Scan the data. Collect each line that contains the word "werd".

───── RECORDS SHOWN ─────

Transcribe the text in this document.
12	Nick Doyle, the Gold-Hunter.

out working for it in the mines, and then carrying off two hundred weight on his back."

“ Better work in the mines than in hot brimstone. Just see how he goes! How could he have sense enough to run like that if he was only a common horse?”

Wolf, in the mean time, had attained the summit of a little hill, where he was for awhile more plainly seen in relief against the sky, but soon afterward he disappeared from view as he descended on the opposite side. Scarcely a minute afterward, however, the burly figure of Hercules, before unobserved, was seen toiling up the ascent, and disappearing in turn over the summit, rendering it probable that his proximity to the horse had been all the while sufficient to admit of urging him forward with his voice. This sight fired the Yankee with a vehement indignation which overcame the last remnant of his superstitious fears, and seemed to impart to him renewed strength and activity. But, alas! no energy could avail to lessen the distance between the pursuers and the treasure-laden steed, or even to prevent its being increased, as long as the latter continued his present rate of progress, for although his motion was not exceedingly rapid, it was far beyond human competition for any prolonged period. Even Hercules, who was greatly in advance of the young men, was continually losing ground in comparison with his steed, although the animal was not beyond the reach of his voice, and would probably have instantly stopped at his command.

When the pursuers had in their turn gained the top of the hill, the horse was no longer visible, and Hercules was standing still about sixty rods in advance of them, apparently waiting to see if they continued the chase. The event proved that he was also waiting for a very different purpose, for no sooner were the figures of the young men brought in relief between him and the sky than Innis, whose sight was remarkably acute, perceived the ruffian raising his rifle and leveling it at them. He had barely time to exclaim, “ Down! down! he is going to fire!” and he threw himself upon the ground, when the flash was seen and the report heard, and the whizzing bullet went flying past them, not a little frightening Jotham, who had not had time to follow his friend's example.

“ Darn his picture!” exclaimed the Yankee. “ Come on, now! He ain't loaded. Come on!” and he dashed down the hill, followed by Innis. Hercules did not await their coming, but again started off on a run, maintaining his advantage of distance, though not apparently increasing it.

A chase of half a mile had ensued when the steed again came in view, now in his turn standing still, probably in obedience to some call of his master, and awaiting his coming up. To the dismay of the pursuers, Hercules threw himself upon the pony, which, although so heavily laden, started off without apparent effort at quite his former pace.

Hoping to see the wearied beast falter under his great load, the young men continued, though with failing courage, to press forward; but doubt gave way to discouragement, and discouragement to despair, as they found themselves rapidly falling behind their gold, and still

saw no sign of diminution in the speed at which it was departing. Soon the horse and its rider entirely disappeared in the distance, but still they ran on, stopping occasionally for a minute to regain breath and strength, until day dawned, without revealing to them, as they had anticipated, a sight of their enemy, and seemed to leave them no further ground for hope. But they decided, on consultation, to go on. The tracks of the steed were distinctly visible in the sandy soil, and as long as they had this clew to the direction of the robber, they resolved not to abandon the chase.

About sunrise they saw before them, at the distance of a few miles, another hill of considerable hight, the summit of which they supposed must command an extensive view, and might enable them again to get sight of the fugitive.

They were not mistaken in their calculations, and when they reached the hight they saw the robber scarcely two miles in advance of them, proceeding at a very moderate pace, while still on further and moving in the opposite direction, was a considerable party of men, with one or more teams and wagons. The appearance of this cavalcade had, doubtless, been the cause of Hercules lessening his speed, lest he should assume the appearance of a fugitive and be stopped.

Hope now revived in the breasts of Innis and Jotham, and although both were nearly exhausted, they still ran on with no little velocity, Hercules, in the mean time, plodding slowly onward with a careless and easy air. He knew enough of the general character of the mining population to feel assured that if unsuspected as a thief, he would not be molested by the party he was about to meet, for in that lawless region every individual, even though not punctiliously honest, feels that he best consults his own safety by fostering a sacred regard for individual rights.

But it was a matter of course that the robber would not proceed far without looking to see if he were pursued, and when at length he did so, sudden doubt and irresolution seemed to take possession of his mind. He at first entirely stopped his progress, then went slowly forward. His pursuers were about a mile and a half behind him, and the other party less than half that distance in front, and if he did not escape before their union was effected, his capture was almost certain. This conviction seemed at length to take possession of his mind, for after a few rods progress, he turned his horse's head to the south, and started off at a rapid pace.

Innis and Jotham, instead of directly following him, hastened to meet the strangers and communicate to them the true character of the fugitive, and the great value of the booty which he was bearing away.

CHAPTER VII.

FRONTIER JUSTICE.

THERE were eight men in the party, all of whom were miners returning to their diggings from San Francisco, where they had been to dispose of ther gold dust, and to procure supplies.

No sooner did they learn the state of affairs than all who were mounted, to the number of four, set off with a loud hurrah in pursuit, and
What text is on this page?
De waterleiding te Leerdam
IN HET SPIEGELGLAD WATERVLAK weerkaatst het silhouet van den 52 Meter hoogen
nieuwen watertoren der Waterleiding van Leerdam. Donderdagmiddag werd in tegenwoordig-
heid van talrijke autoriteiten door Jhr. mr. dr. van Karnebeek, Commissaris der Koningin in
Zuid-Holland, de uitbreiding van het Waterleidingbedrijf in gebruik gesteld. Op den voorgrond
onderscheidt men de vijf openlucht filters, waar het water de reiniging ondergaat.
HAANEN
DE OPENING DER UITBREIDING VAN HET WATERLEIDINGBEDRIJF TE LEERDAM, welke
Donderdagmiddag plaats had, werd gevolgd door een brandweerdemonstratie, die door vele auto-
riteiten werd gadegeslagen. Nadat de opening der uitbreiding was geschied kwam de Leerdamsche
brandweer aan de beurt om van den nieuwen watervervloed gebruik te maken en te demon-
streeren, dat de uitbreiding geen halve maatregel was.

─────

* [TASK SOLUTION]:
nieuwen watertoren der Waterleiding van Leerdam. Donderdagmiddag werd in tegenwoordig-
Donderdagmiddag plaats had, werd gevolgd door een brandweerdemonstratie, die door vele auto-
riteiten werd gadegeslagen. Nadat de opening der uitbreiding was geschied kwam de Leerdamsche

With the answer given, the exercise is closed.